# [Task details]
Images are not part of the copy; write out the rest of the data exactly as given.

(Records excerpted from a collection)
_ _ _ _

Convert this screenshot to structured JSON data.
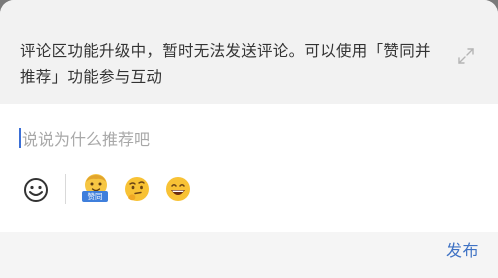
{
  "notice": {
    "text": "评论区功能升级中，暂时无法发送评论。可以使用「赞同并推荐」功能参与互动",
    "expand_icon": "expand-arrows-icon"
  },
  "editor": {
    "placeholder": "说说为什么推荐吧",
    "value": ""
  },
  "toolbar": {
    "items": [
      {
        "icon": "emoji-keyboard-icon"
      },
      {
        "icon": "agree-sticker-icon",
        "badge": "赞同"
      },
      {
        "icon": "thinking-face-icon"
      },
      {
        "icon": "grinning-face-icon"
      }
    ]
  },
  "footer": {
    "publish_label": "发布"
  },
  "colors": {
    "accent": "#3f72c4",
    "placeholder": "#a8a8a8",
    "notice_bg": "#f2f2f2"
  }
}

_ _ _ _

# [Finished answer]
Convert this screenshot to structured JSON data.
{
  "notice": {
    "text": "评论区功能升级中，暂时无法发送评论。可以使用「赞同并推荐」功能参与互动",
    "expand_icon": "expand-arrows-icon"
  },
  "editor": {
    "placeholder": "说说为什么推荐吧",
    "value": ""
  },
  "toolbar": {
    "items": [
      {
        "icon": "emoji-keyboard-icon"
      },
      {
        "icon": "agree-sticker-icon",
        "badge": "赞同"
      },
      {
        "icon": "thinking-face-icon"
      },
      {
        "icon": "grinning-face-icon"
      }
    ]
  },
  "footer": {
    "publish_label": "发布"
  },
  "colors": {
    "accent": "#3f72c4",
    "placeholder": "#a8a8a8",
    "notice_bg": "#f2f2f2"
  }
}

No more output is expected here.